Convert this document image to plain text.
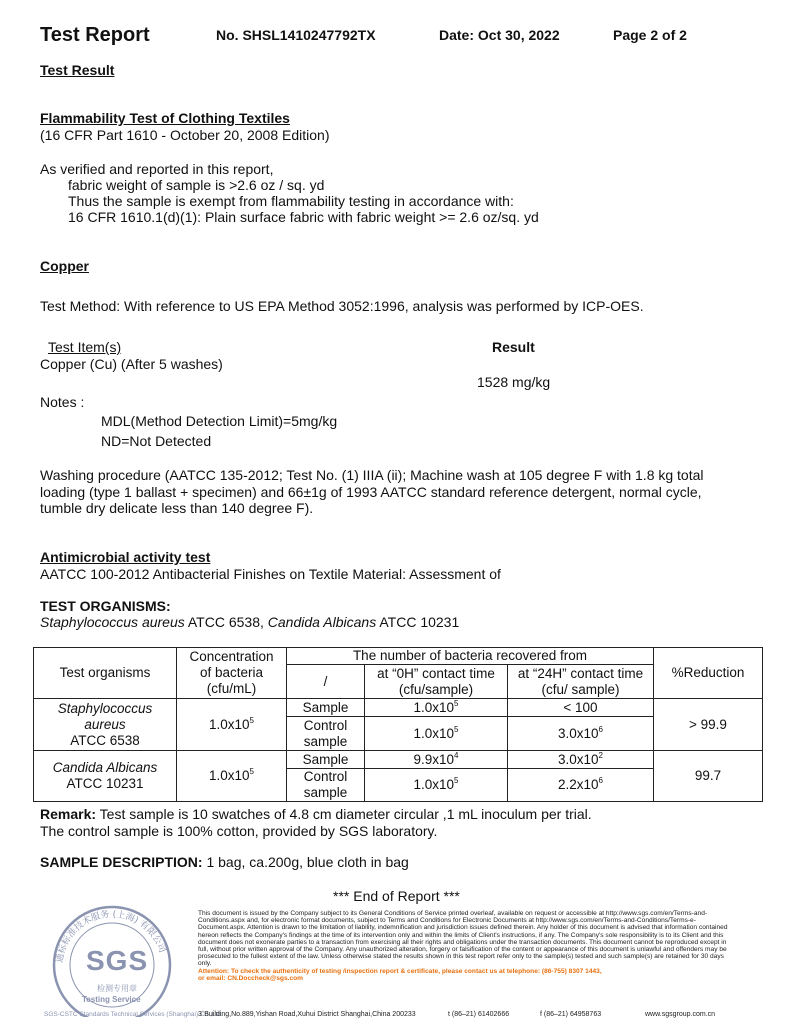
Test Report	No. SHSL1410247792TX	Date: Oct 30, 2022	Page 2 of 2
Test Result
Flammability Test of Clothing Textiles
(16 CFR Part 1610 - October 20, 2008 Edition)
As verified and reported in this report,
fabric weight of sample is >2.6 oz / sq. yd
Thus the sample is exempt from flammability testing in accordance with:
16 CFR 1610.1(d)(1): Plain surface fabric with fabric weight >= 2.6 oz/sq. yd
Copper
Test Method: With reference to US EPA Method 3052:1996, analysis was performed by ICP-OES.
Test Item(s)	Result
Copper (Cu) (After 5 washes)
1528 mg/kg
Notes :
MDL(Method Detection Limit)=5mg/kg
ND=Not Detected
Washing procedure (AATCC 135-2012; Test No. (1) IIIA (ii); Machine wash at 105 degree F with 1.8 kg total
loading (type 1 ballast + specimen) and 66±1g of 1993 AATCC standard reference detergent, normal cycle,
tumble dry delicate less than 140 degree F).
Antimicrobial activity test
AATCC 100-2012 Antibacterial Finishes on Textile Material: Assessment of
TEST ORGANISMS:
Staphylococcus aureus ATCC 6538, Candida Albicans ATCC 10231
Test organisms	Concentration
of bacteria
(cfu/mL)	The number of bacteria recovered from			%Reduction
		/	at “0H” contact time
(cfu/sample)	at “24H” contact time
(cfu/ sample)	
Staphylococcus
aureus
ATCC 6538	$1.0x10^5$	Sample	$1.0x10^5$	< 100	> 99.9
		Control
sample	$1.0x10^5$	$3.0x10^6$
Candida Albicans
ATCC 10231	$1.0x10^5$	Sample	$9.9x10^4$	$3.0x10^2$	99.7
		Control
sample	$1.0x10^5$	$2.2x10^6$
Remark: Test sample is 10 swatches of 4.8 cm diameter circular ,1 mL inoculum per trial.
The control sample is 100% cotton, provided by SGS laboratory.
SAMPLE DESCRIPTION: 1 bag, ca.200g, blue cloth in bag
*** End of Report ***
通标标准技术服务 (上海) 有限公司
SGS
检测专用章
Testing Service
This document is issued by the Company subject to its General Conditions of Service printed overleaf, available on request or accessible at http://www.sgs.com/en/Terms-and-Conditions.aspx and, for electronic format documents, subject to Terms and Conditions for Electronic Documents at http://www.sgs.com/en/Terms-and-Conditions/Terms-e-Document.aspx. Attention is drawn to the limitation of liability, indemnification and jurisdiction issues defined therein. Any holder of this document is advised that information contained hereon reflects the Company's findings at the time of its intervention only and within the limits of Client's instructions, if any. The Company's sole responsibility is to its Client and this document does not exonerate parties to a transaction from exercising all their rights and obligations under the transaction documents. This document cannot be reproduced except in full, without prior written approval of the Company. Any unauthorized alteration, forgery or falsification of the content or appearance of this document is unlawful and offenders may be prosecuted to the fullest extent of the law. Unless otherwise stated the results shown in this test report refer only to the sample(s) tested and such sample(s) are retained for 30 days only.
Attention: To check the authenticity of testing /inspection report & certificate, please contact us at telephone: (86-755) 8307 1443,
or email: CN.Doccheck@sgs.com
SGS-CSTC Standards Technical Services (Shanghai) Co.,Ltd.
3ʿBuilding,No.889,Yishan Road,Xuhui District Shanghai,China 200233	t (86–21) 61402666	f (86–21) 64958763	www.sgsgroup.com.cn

====

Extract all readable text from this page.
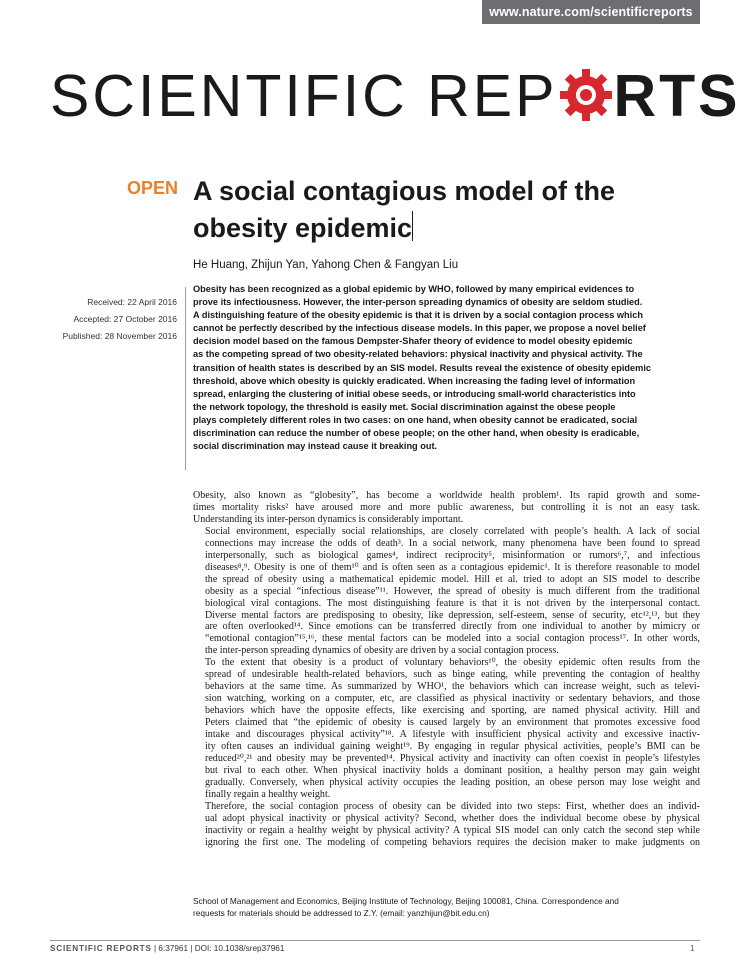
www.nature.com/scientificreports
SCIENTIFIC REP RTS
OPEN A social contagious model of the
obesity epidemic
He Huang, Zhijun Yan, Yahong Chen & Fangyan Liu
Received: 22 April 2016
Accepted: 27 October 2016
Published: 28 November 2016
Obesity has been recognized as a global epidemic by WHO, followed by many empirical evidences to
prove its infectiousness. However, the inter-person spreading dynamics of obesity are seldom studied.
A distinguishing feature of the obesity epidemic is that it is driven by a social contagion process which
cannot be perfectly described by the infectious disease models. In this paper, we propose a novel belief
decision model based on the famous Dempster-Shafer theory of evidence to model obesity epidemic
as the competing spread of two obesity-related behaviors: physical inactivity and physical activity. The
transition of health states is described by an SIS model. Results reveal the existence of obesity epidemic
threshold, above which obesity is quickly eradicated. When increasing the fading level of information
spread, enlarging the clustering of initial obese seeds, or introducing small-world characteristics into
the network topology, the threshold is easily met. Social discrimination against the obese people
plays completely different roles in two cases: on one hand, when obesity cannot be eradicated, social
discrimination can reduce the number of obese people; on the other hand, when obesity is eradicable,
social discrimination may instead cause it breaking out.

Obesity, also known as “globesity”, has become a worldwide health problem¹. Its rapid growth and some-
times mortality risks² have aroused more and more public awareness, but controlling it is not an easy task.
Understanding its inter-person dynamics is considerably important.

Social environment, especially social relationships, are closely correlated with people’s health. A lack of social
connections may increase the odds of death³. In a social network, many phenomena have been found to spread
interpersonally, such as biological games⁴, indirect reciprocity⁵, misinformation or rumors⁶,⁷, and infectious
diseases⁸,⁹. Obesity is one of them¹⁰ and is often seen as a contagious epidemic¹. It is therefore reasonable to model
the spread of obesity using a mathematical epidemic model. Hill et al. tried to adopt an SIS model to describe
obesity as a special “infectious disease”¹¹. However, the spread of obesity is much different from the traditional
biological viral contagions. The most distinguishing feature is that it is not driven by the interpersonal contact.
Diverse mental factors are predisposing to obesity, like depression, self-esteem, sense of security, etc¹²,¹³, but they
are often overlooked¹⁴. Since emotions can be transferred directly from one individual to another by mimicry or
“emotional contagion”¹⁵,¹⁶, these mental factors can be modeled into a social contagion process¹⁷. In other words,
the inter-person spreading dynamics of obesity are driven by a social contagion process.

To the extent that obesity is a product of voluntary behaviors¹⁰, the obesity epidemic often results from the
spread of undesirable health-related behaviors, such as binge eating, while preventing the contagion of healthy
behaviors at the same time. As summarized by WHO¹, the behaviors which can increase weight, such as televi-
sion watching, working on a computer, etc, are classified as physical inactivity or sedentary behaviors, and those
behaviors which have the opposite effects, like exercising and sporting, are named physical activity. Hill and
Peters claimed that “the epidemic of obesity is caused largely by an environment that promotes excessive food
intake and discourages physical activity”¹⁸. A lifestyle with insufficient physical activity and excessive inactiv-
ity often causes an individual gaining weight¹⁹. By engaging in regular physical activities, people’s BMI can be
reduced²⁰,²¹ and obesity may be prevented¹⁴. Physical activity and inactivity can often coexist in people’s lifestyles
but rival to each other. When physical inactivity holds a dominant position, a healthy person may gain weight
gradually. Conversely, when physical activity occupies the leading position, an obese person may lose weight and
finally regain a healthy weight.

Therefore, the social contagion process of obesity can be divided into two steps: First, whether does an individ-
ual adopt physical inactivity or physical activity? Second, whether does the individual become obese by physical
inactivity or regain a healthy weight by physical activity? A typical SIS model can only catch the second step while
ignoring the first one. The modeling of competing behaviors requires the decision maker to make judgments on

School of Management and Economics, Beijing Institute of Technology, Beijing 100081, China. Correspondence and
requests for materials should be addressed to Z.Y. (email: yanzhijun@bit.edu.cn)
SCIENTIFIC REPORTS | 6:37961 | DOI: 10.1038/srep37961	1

====

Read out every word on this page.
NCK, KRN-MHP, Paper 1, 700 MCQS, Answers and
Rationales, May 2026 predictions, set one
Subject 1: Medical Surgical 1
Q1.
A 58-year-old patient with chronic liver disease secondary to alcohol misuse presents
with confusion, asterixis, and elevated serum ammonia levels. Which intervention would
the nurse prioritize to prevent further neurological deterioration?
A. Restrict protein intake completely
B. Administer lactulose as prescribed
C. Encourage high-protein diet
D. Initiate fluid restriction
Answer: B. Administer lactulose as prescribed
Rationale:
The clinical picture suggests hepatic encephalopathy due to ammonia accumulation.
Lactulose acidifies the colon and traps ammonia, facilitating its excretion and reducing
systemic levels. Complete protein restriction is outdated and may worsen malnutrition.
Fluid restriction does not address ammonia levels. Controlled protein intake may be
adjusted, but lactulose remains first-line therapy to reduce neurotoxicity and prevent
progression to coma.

====

→ **DESCRIPTION OF THE TASK**:
Provide only the number of lines above that contain the word "dynamics".

→ **REPLY TO THE EXERCISE**:
3